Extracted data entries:
····················
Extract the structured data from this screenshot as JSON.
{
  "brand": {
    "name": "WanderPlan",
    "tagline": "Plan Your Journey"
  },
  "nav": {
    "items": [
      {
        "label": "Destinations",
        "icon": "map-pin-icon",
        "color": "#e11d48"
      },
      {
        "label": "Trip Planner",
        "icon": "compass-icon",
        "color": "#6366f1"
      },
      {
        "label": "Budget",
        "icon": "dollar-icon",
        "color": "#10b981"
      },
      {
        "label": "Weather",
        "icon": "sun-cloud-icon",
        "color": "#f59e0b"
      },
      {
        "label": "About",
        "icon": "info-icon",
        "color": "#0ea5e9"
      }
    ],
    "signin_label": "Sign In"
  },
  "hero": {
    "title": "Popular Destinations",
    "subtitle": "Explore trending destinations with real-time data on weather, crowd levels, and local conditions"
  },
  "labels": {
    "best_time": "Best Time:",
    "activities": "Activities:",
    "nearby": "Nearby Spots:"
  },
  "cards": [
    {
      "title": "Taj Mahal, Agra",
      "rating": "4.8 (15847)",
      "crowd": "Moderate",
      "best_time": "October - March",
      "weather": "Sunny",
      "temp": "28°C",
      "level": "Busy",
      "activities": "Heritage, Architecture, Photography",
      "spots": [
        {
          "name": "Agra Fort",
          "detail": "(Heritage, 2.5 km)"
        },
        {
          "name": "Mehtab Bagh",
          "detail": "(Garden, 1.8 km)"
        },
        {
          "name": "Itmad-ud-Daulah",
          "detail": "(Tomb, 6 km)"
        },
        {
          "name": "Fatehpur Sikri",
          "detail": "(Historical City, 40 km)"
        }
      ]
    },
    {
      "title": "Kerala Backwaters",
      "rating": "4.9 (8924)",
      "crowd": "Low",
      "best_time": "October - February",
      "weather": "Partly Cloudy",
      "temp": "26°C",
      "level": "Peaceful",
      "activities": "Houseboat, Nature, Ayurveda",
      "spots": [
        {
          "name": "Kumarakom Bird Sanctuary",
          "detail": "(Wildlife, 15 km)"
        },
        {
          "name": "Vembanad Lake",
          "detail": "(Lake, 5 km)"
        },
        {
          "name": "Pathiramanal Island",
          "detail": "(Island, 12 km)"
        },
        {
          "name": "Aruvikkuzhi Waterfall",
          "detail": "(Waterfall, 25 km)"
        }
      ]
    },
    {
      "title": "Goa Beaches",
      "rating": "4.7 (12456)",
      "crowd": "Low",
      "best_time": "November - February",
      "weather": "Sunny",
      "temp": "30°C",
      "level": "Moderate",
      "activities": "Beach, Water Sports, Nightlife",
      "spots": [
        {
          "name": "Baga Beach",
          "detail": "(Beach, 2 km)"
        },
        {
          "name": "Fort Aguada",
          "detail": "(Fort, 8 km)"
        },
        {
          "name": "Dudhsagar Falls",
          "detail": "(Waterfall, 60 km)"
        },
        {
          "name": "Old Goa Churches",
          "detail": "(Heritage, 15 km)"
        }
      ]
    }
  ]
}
····················
Each line of the material above needs to be quoted exactly, please.

Expected output:
Extract the structured data from this screenshot as JSON.
{
  "brand": {
    "name": "WanderPlan",
    "tagline": "Plan Your Journey"
  },
  "nav": {
    "items": [
      {
        "label": "Destinations",
        "icon": "map-pin-icon",
        "color": "#e11d48"
      },
      {
        "label": "Trip Planner",
        "icon": "compass-icon",
        "color": "#6366f1"
      },
      {
        "label": "Budget",
        "icon": "dollar-icon",
        "color": "#10b981"
      },
      {
        "label": "Weather",
        "icon": "sun-cloud-icon",
        "color": "#f59e0b"
      },
      {
        "label": "About",
        "icon": "info-icon",
        "color": "#0ea5e9"
      }
    ],
    "signin_label": "Sign In"
  },
  "hero": {
    "title": "Popular Destinations",
    "subtitle": "Explore trending destinations with real-time data on weather, crowd levels, and local conditions"
  },
  "labels": {
    "best_time": "Best Time:",
    "activities": "Activities:",
    "nearby": "Nearby Spots:"
  },
  "cards": [
    {
      "title": "Taj Mahal, Agra",
      "rating": "4.8 (15847)",
      "crowd": "Moderate",
      "best_time": "October - March",
      "weather": "Sunny",
      "temp": "28°C",
      "level": "Busy",
      "activities": "Heritage, Architecture, Photography",
      "spots": [
        {
          "name": "Agra Fort",
          "detail": "(Heritage, 2.5 km)"
        },
        {
          "name": "Mehtab Bagh",
          "detail": "(Garden, 1.8 km)"
        },
        {
          "name": "Itmad-ud-Daulah",
          "detail": "(Tomb, 6 km)"
        },
        {
          "name": "Fatehpur Sikri",
          "detail": "(Historical City, 40 km)"
        }
      ]
    },
    {
      "title": "Kerala Backwaters",
      "rating": "4.9 (8924)",
      "crowd": "Low",
      "best_time": "October - February",
      "weather": "Partly Cloudy",
      "temp": "26°C",
      "level": "Peaceful",
      "activities": "Houseboat, Nature, Ayurveda",
      "spots": [
        {
          "name": "Kumarakom Bird Sanctuary",
          "detail": "(Wildlife, 15 km)"
        },
        {
          "name": "Vembanad Lake",
          "detail": "(Lake, 5 km)"
        },
        {
          "name": "Pathiramanal Island",
          "detail": "(Island, 12 km)"
        },
        {
          "name": "Aruvikkuzhi Waterfall",
          "detail": "(Waterfall, 25 km)"
        }
      ]
    },
    {
      "title": "Goa Beaches",
      "rating": "4.7 (12456)",
      "crowd": "Low",
      "best_time": "November - February",
      "weather": "Sunny",
      "temp": "30°C",
      "level": "Moderate",
      "activities": "Beach, Water Sports, Nightlife",
      "spots": [
        {
          "name": "Baga Beach",
          "detail": "(Beach, 2 km)"
        },
        {
          "name": "Fort Aguada",
          "detail": "(Fort, 8 km)"
        },
        {
          "name": "Dudhsagar Falls",
          "detail": "(Waterfall, 60 km)"
        },
        {
          "name": "Old Goa Churches",
          "detail": "(Heritage, 15 km)"
        }
      ]
    }
  ]
}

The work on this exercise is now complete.